+++ The records
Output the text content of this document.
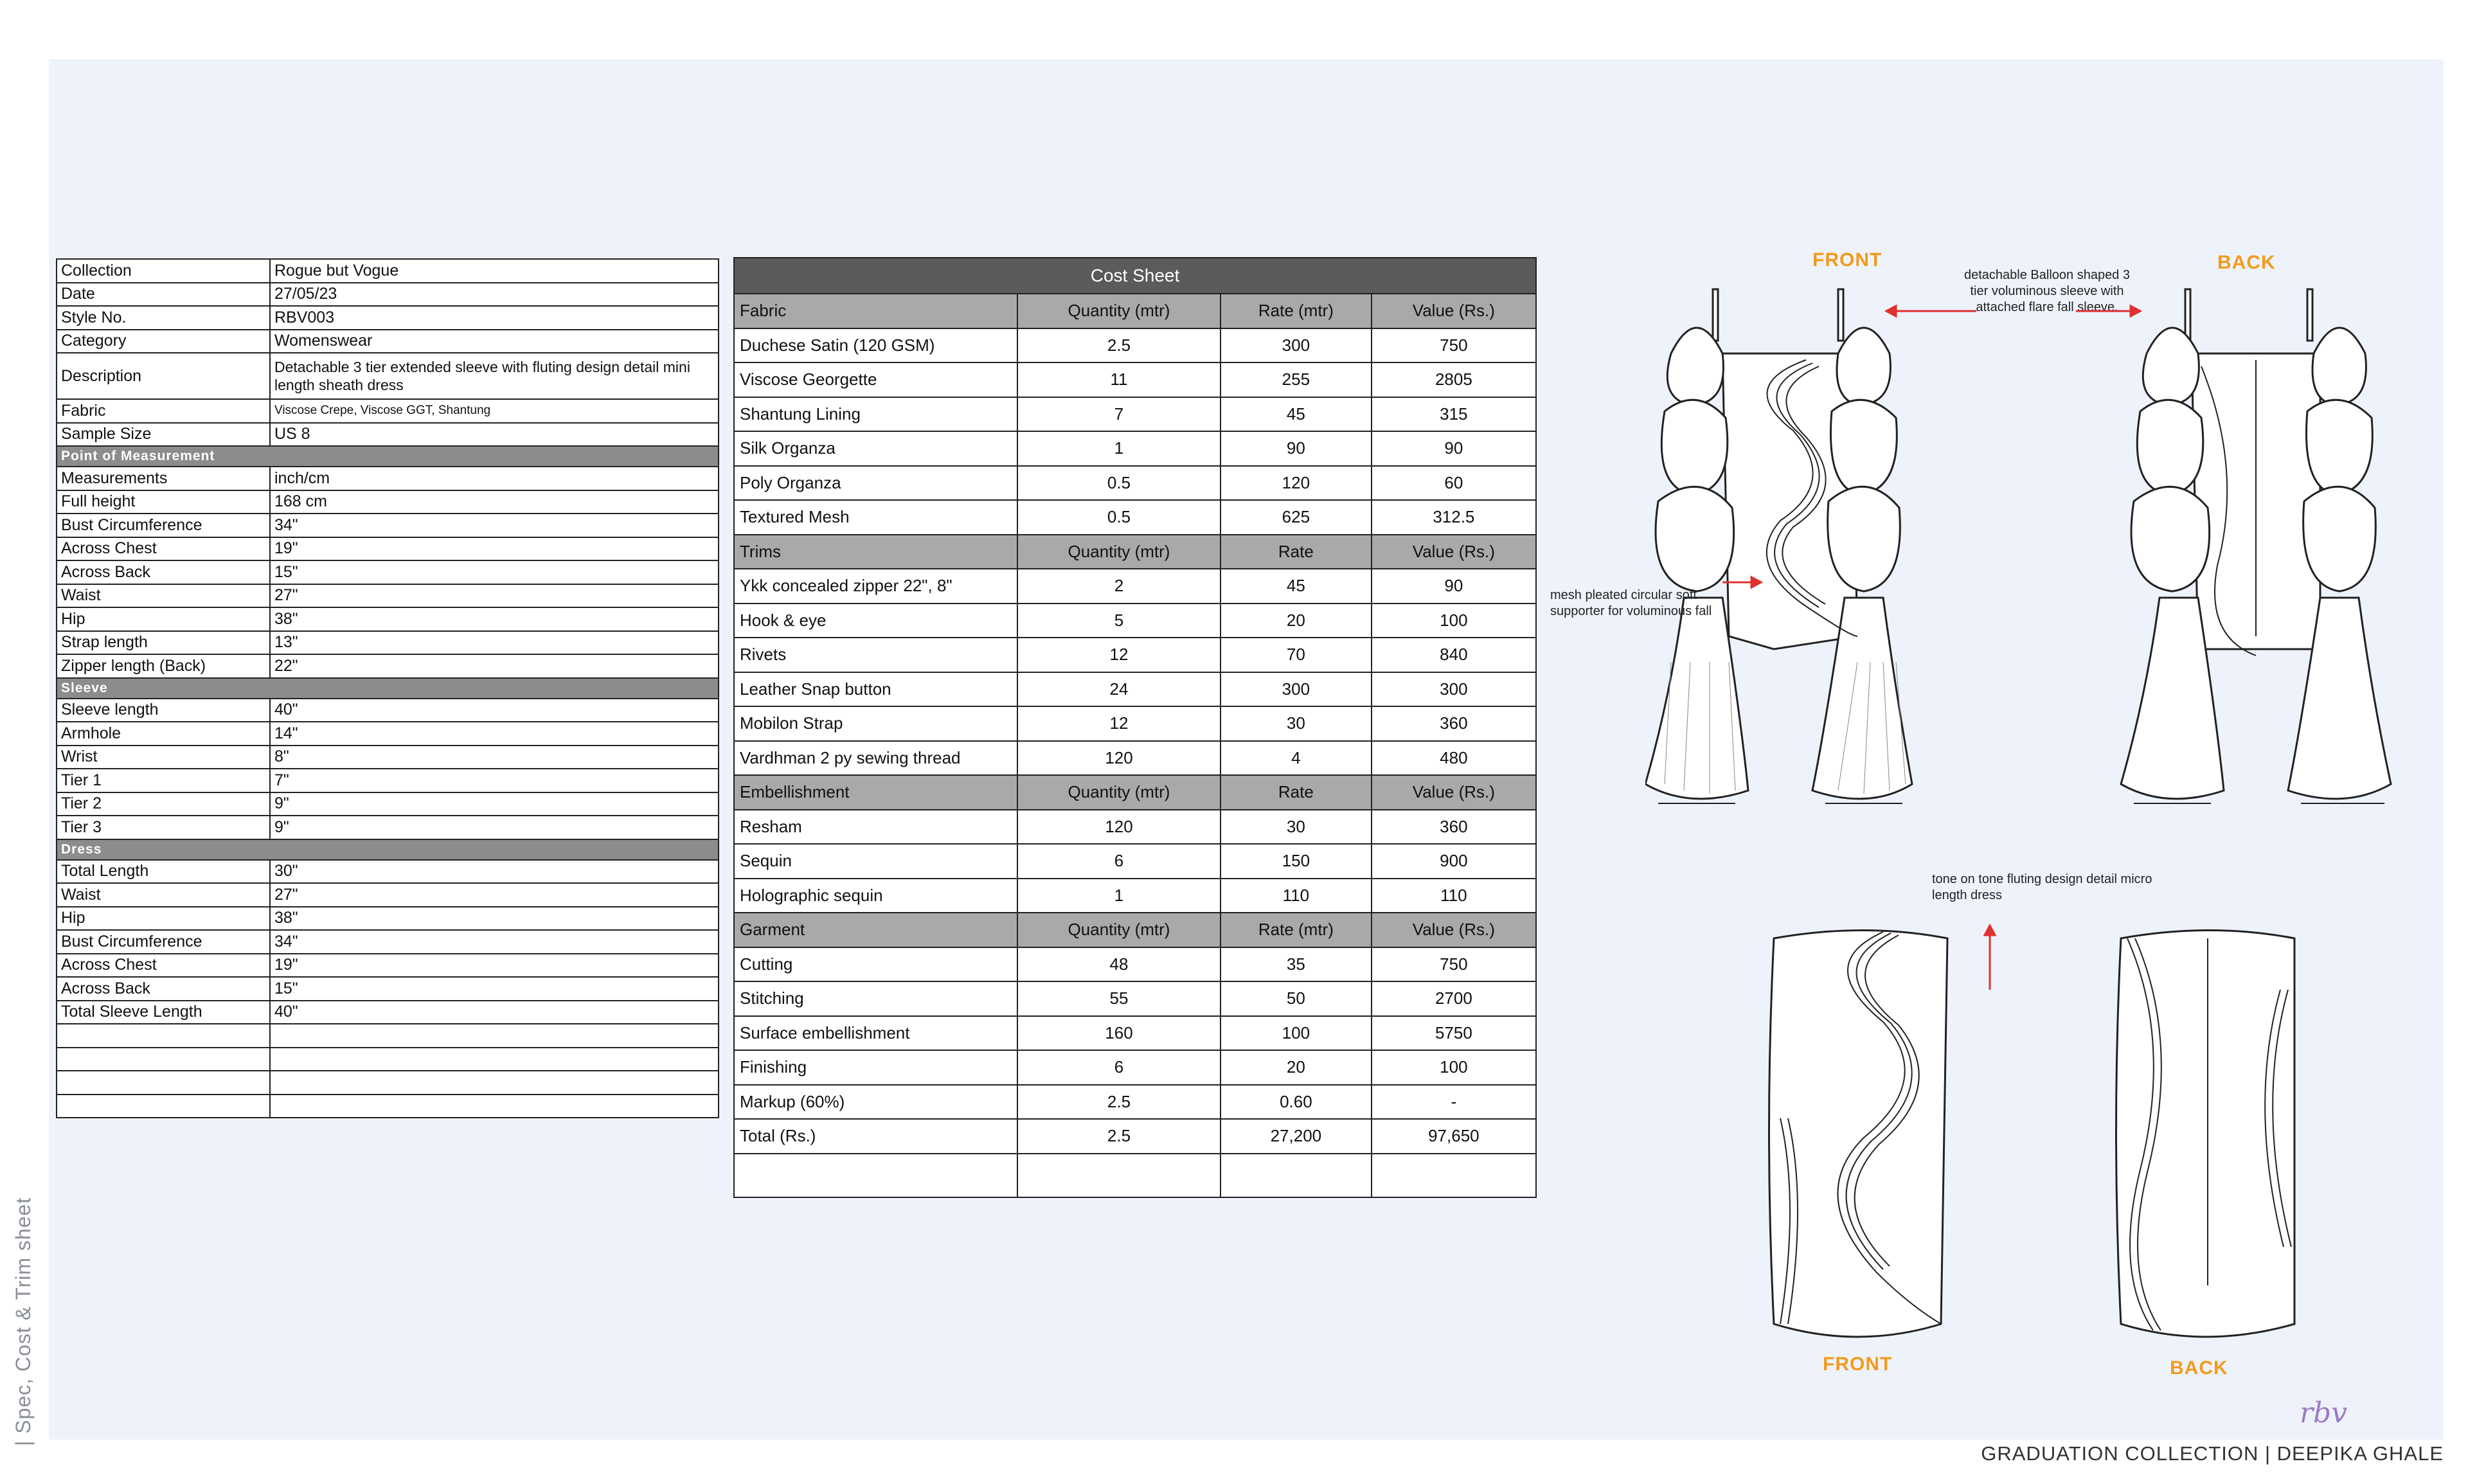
Collection	Rogue but Vogue
Date	27/05/23
Style No.	RBV003
Category	Womenswear
Description	Detachable 3 tier extended sleeve with fluting design detail mini length sheath dress
Fabric	Viscose Crepe, Viscose GGT, Shantung
Sample Size	US 8
Point of Measurement	
Measurements	inch/cm
Full height	168 cm
Bust Circumference	34"
Across Chest	19"
Across Back	15"
Waist	27"
Hip	38"
Strap length	13"
Zipper length (Back)	22"
Sleeve	
Sleeve length	40"
Armhole	14"
Wrist	8"
Tier 1	7"
Tier 2	9"
Tier 3	9"
Dress	
Total Length	30"
Waist	27"
Hip	38"
Bust Circumference	34"
Across Chest	19"
Across Back	15"
Total Sleeve Length	40"

Cost Sheet			
Fabric	Quantity (mtr)	Rate (mtr)	Value (Rs.)
Duchese Satin (120 GSM)	2.5	300	750
Viscose Georgette	11	255	2805
Shantung Lining	7	45	315
Silk Organza	1	90	90
Poly Organza	0.5	120	60
Textured Mesh	0.5	625	312.5
Trims	Quantity (mtr)	Rate	Value (Rs.)
Ykk concealed zipper 22", 8"	2	45	90
Hook & eye	5	20	100
Rivets	12	70	840
Leather Snap button	24	300	300
Mobilon Strap	12	30	360
Vardhman 2 py sewing thread	120	4	480
Embellishment	Quantity (mtr)	Rate	Value (Rs.)
Resham	120	30	360
Sequin	6	150	900
Holographic sequin	1	110	110
Garment	Quantity (mtr)	Rate (mtr)	Value (Rs.)
Cutting	48	35	750
Stitching	55	50	2700
Surface embellishment	160	100	5750
Finishing	6	20	100
Markup (60%)	2.5	0.60	-
Total (Rs.)	2.5	27,200	97,650

FRONT	BACK
FRONT	BACK
detachable Balloon shaped 3 tier voluminous sleeve with attached flare fall sleeve.
mesh pleated circular soft supporter for voluminous fall
tone on tone fluting design detail micro length dress
| Spec, Cost & Trim sheet
GRADUATION COLLECTION | DEEPIKA GHALE
rbv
++++++
▸ **Instruction**:
Write out all the entries exactly, except for the pictures.

▸ **Task answer**:
Output the text content of this document.
Collection	Rogue but Vogue
Date	27/05/23
Style No.	RBV003
Category	Womenswear
Description	Detachable 3 tier extended sleeve with fluting design detail mini length sheath dress
Fabric	Viscose Crepe, Viscose GGT, Shantung
Sample Size	US 8
Point of Measurement	
Measurements	inch/cm
Full height	168 cm
Bust Circumference	34"
Across Chest	19"
Across Back	15"
Waist	27"
Hip	38"
Strap length	13"
Zipper length (Back)	22"
Sleeve	
Sleeve length	40"
Armhole	14"
Wrist	8"
Tier 1	7"
Tier 2	9"
Tier 3	9"
Dress	
Total Length	30"
Waist	27"
Hip	38"
Bust Circumference	34"
Across Chest	19"
Across Back	15"
Total Sleeve Length	40"

Cost Sheet			
Fabric	Quantity (mtr)	Rate (mtr)	Value (Rs.)
Duchese Satin (120 GSM)	2.5	300	750
Viscose Georgette	11	255	2805
Shantung Lining	7	45	315
Silk Organza	1	90	90
Poly Organza	0.5	120	60
Textured Mesh	0.5	625	312.5
Trims	Quantity (mtr)	Rate	Value (Rs.)
Ykk concealed zipper 22", 8"	2	45	90
Hook & eye	5	20	100
Rivets	12	70	840
Leather Snap button	24	300	300
Mobilon Strap	12	30	360
Vardhman 2 py sewing thread	120	4	480
Embellishment	Quantity (mtr)	Rate	Value (Rs.)
Resham	120	30	360
Sequin	6	150	900
Holographic sequin	1	110	110
Garment	Quantity (mtr)	Rate (mtr)	Value (Rs.)
Cutting	48	35	750
Stitching	55	50	2700
Surface embellishment	160	100	5750
Finishing	6	20	100
Markup (60%)	2.5	0.60	-
Total (Rs.)	2.5	27,200	97,650

FRONT	BACK
FRONT	BACK
detachable Balloon shaped 3 tier voluminous sleeve with attached flare fall sleeve.
mesh pleated circular soft supporter for voluminous fall
tone on tone fluting design detail micro length dress
| Spec, Cost & Trim sheet
GRADUATION COLLECTION | DEEPIKA GHALE
rbv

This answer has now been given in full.